■ YOUR INSTRUCTIONS:
Look through the entries and report how many lines include the word "Petition". Give the number alone.

■ Extracts from a graphics dataset:
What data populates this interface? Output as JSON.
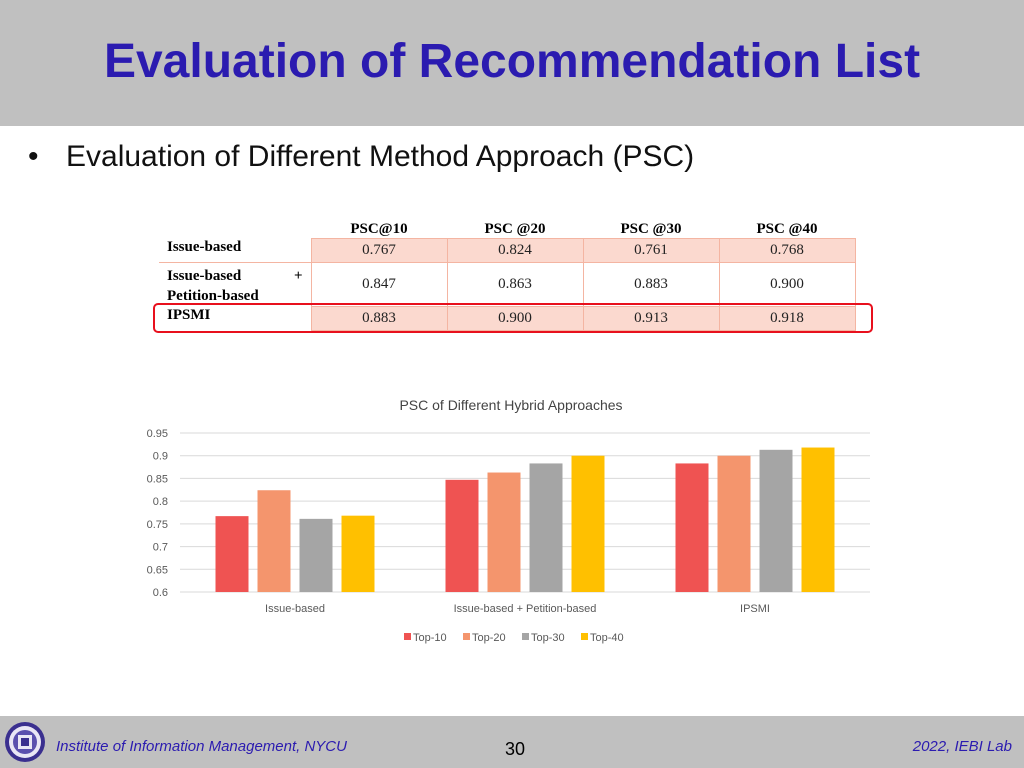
{
  "header": {
    "title": "Evaluation of Recommendation List"
  },
  "bullet": {
    "text": "Evaluation of Different Method Approach (PSC)",
    "glyph": "•"
  },
  "table": {
    "headers": [
      "PSC@10",
      "PSC @20",
      "PSC @30",
      "PSC @40"
    ],
    "rows": [
      {
        "label": "Issue-based",
        "label2": "",
        "plus": "",
        "values": [
          "0.767",
          "0.824",
          "0.761",
          "0.768"
        ]
      },
      {
        "label": "Issue-based",
        "label2": "Petition-based",
        "plus": "+",
        "values": [
          "0.847",
          "0.863",
          "0.883",
          "0.900"
        ]
      },
      {
        "label": "IPSMI",
        "label2": "",
        "plus": "",
        "values": [
          "0.883",
          "0.900",
          "0.913",
          "0.918"
        ]
      }
    ],
    "highlight_color": "#e8101d"
  },
  "chart_data": {
    "type": "bar",
    "title": "PSC of Different Hybrid Approaches",
    "xlabel": "",
    "ylabel": "",
    "categories": [
      "Issue-based",
      "Issue-based + Petition-based",
      "IPSMI"
    ],
    "series": [
      {
        "name": "Top-10",
        "color": "#ef5352",
        "values": [
          0.767,
          0.847,
          0.883
        ]
      },
      {
        "name": "Top-20",
        "color": "#f4956d",
        "values": [
          0.824,
          0.863,
          0.9
        ]
      },
      {
        "name": "Top-30",
        "color": "#a5a5a5",
        "values": [
          0.761,
          0.883,
          0.913
        ]
      },
      {
        "name": "Top-40",
        "color": "#ffc000",
        "values": [
          0.768,
          0.9,
          0.918
        ]
      }
    ],
    "yticks": [
      "0.6",
      "0.65",
      "0.7",
      "0.75",
      "0.8",
      "0.85",
      "0.9",
      "0.95"
    ],
    "ylim": [
      0.6,
      0.95
    ],
    "grid": true,
    "legend": "bottom"
  },
  "footer": {
    "left": "Institute of Information Management, NYCU",
    "page": "30",
    "right": "2022, IEBI Lab"
  },
  "colors": {
    "title": "#2b1bb0",
    "header_bg": "#c0c0c0",
    "pink_cell": "#fbd9cf"
  }
}
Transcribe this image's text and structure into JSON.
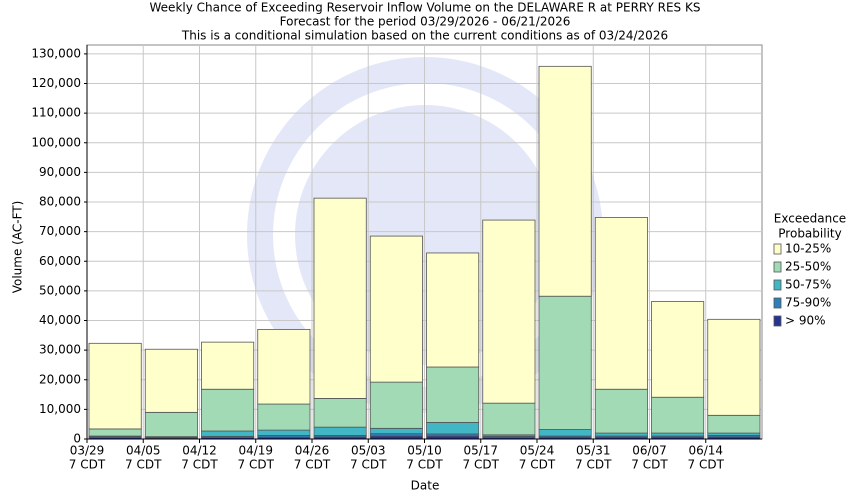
{
  "chart_data": {
    "type": "stacked_bar",
    "title": [
      "Weekly Chance of Exceeding Reservoir Inflow Volume on the DELAWARE R at PERRY RES KS",
      "Forecast for the period 03/29/2026 - 06/21/2026",
      "This is a conditional simulation based on the current conditions as of 03/24/2026"
    ],
    "x_label": "Date",
    "y_label": "Volume (AC-FT)",
    "categories": [
      "03/29",
      "04/05",
      "04/12",
      "04/19",
      "04/26",
      "05/03",
      "05/10",
      "05/17",
      "05/24",
      "05/31",
      "06/07",
      "06/14"
    ],
    "category_suffix": "7 CDT",
    "legend_title": [
      "Exceedance",
      "Probability"
    ],
    "legend": "right",
    "grid": true,
    "ylim": [
      0,
      133000
    ],
    "yticks": [
      0,
      {
        "value": 10000,
        "label": "10,000"
      },
      {
        "value": 20000,
        "label": "20,000"
      },
      {
        "value": 30000,
        "label": "30,000"
      },
      {
        "value": 40000,
        "label": "40,000"
      },
      {
        "value": 50000,
        "label": "50,000"
      },
      {
        "value": 60000,
        "label": "60,000"
      },
      {
        "value": 70000,
        "label": "70,000"
      },
      {
        "value": 80000,
        "label": "80,000"
      },
      {
        "value": 90000,
        "label": "90,000"
      },
      {
        "value": 100000,
        "label": "100,000"
      },
      {
        "value": 110000,
        "label": "110,000"
      },
      {
        "value": 120000,
        "label": "120,000"
      },
      {
        "value": 130000,
        "label": "130,000"
      }
    ],
    "series": [
      {
        "name": "> 90%",
        "color": "#253494",
        "values": [
          500,
          400,
          500,
          600,
          700,
          1000,
          1000,
          500,
          600,
          600,
          600,
          700
        ]
      },
      {
        "name": "75-90%",
        "color": "#2c7fb8",
        "values": [
          300,
          200,
          400,
          600,
          500,
          800,
          700,
          400,
          400,
          400,
          400,
          500
        ]
      },
      {
        "name": "50-75%",
        "color": "#41b6c4",
        "values": [
          200,
          200,
          1800,
          1800,
          2800,
          1800,
          3900,
          500,
          2200,
          1000,
          1000,
          800
        ]
      },
      {
        "name": "25-50%",
        "color": "#a1dab4",
        "values": [
          2400,
          8200,
          14100,
          8800,
          9700,
          15600,
          18700,
          10700,
          45000,
          14800,
          12100,
          6000
        ]
      },
      {
        "name": "10-25%",
        "color": "#ffffcc",
        "values": [
          28900,
          21300,
          15900,
          25200,
          67600,
          49300,
          38500,
          61800,
          77600,
          58000,
          32300,
          32400
        ]
      }
    ]
  }
}
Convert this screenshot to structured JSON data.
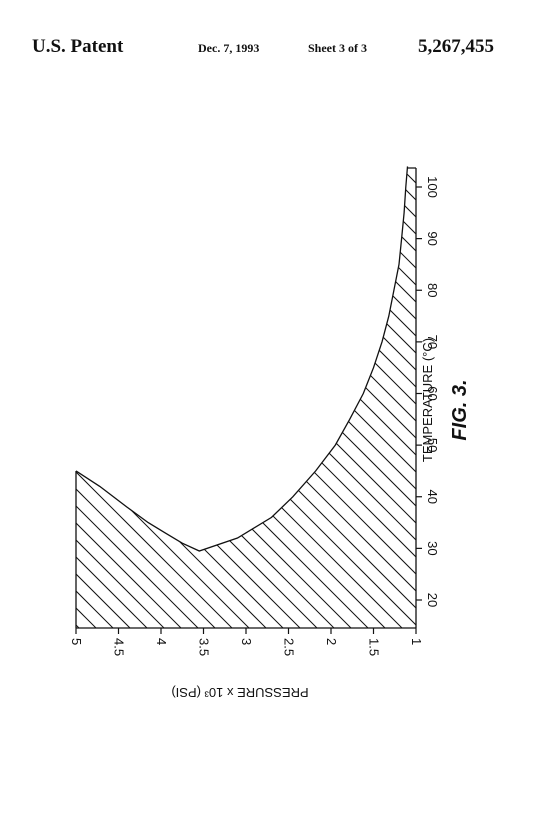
{
  "header": {
    "patent_label": "U.S. Patent",
    "date": "Dec. 7, 1993",
    "sheet": "Sheet 3 of 3",
    "patent_number": "5,267,455"
  },
  "figure": {
    "caption": "FIG. 3.",
    "rotation": "90deg-clockwise",
    "colors": {
      "ink": "#111111"
    }
  },
  "chart_data": {
    "type": "area",
    "xlabel": "TEMPERATURE (°C)",
    "ylabel": "PRESSURE x 10³ (PSI)",
    "xlim": [
      15,
      105
    ],
    "ylim": [
      1,
      5
    ],
    "x_ticks": [
      "20",
      "30",
      "40",
      "50",
      "60",
      "70",
      "80",
      "90",
      "100"
    ],
    "x_tick_values": [
      20,
      30,
      40,
      50,
      60,
      70,
      80,
      90,
      100
    ],
    "y_ticks": [
      "1",
      "1.5",
      "2",
      "2.5",
      "3",
      "3.5",
      "4",
      "4.5",
      "5"
    ],
    "y_tick_values": [
      1,
      1.5,
      2,
      2.5,
      3,
      3.5,
      4,
      4.5,
      5
    ],
    "fill": "diagonal-hatch",
    "grid": false,
    "boundary": {
      "x": [
        45,
        42,
        38,
        35,
        33,
        31,
        29.5,
        32,
        36,
        40,
        45,
        50,
        55,
        60,
        65,
        70,
        75,
        80,
        85,
        90,
        95,
        100,
        104
      ],
      "y": [
        5,
        4.72,
        4.4,
        4.15,
        3.95,
        3.75,
        3.55,
        3.1,
        2.7,
        2.45,
        2.18,
        1.95,
        1.78,
        1.62,
        1.5,
        1.4,
        1.32,
        1.26,
        1.2,
        1.17,
        1.14,
        1.12,
        1.1
      ]
    }
  }
}
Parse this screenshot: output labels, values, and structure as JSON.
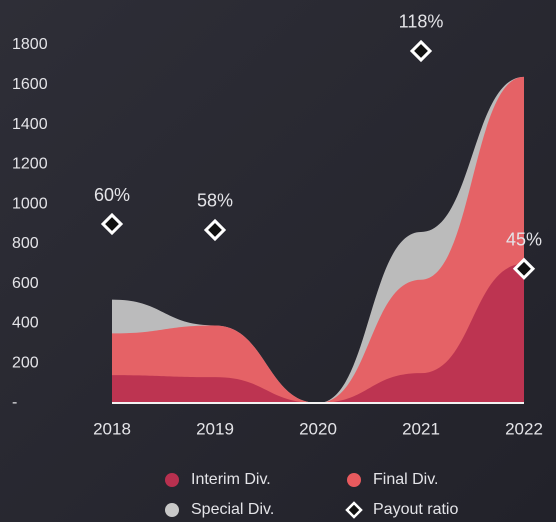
{
  "chart_data": {
    "type": "area",
    "categories": [
      "2018",
      "2019",
      "2020",
      "2021",
      "2022"
    ],
    "series": [
      {
        "name": "Interim Div.",
        "color": "#b8304f",
        "values": [
          140,
          130,
          0,
          150,
          700
        ]
      },
      {
        "name": "Final Div.",
        "color": "#e85a5e",
        "values": [
          210,
          260,
          0,
          470,
          940
        ]
      },
      {
        "name": "Special Div.",
        "color": "#c8c8c8",
        "values": [
          170,
          0,
          0,
          240,
          0
        ]
      },
      {
        "name": "Payout ratio",
        "color": "#ffffff",
        "type": "scatter",
        "axis": "y2",
        "values": [
          60,
          58,
          0,
          118,
          45
        ],
        "value_labels": [
          "60%",
          "58%",
          null,
          "118%",
          "45%"
        ]
      }
    ],
    "stacked": true,
    "ylim": [
      0,
      1950
    ],
    "yticks": [
      {
        "value": 0,
        "label": "-"
      },
      200,
      400,
      600,
      800,
      1000,
      1200,
      1400,
      1600,
      1800
    ],
    "y2lim": [
      0,
      130
    ],
    "grid": false
  }
}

■ TASK ANSWER:
2